▶ _Objective_: Can you give all the records again without altering a single character?

▶ _Data provided_:
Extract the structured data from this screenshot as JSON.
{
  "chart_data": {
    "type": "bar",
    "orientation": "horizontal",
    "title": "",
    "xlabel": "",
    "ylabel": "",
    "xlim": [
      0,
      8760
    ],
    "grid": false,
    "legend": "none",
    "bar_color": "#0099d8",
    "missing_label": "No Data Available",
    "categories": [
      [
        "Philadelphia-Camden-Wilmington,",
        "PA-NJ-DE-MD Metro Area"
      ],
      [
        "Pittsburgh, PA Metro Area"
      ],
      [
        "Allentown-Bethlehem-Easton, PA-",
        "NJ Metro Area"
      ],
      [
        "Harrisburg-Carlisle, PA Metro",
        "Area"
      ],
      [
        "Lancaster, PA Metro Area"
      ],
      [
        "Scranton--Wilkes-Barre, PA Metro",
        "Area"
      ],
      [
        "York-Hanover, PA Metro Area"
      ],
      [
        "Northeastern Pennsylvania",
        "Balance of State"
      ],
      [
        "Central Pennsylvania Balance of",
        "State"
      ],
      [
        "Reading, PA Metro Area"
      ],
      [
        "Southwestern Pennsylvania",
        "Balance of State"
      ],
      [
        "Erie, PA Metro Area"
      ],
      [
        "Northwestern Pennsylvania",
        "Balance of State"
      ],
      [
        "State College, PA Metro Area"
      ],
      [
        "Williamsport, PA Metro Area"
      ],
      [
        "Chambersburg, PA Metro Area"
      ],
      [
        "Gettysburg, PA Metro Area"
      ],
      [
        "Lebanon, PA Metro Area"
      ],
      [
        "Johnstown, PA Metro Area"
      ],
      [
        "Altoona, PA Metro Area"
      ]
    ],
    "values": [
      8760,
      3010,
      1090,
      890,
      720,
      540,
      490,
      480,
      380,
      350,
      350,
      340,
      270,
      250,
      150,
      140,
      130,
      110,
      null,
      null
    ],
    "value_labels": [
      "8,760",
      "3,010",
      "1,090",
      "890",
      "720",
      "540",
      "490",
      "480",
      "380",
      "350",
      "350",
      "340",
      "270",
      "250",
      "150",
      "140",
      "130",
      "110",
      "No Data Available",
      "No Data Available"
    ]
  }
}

▶ _Written response_:
Extract the structured data from this screenshot as JSON.
{
  "chart_data": {
    "type": "bar",
    "orientation": "horizontal",
    "title": "",
    "xlabel": "",
    "ylabel": "",
    "xlim": [
      0,
      8760
    ],
    "grid": false,
    "legend": "none",
    "bar_color": "#0099d8",
    "missing_label": "No Data Available",
    "categories": [
      [
        "Philadelphia-Camden-Wilmington,",
        "PA-NJ-DE-MD Metro Area"
      ],
      [
        "Pittsburgh, PA Metro Area"
      ],
      [
        "Allentown-Bethlehem-Easton, PA-",
        "NJ Metro Area"
      ],
      [
        "Harrisburg-Carlisle, PA Metro",
        "Area"
      ],
      [
        "Lancaster, PA Metro Area"
      ],
      [
        "Scranton--Wilkes-Barre, PA Metro",
        "Area"
      ],
      [
        "York-Hanover, PA Metro Area"
      ],
      [
        "Northeastern Pennsylvania",
        "Balance of State"
      ],
      [
        "Central Pennsylvania Balance of",
        "State"
      ],
      [
        "Reading, PA Metro Area"
      ],
      [
        "Southwestern Pennsylvania",
        "Balance of State"
      ],
      [
        "Erie, PA Metro Area"
      ],
      [
        "Northwestern Pennsylvania",
        "Balance of State"
      ],
      [
        "State College, PA Metro Area"
      ],
      [
        "Williamsport, PA Metro Area"
      ],
      [
        "Chambersburg, PA Metro Area"
      ],
      [
        "Gettysburg, PA Metro Area"
      ],
      [
        "Lebanon, PA Metro Area"
      ],
      [
        "Johnstown, PA Metro Area"
      ],
      [
        "Altoona, PA Metro Area"
      ]
    ],
    "values": [
      8760,
      3010,
      1090,
      890,
      720,
      540,
      490,
      480,
      380,
      350,
      350,
      340,
      270,
      250,
      150,
      140,
      130,
      110,
      null,
      null
    ],
    "value_labels": [
      "8,760",
      "3,010",
      "1,090",
      "890",
      "720",
      "540",
      "490",
      "480",
      "380",
      "350",
      "350",
      "340",
      "270",
      "250",
      "150",
      "140",
      "130",
      "110",
      "No Data Available",
      "No Data Available"
    ]
  }
}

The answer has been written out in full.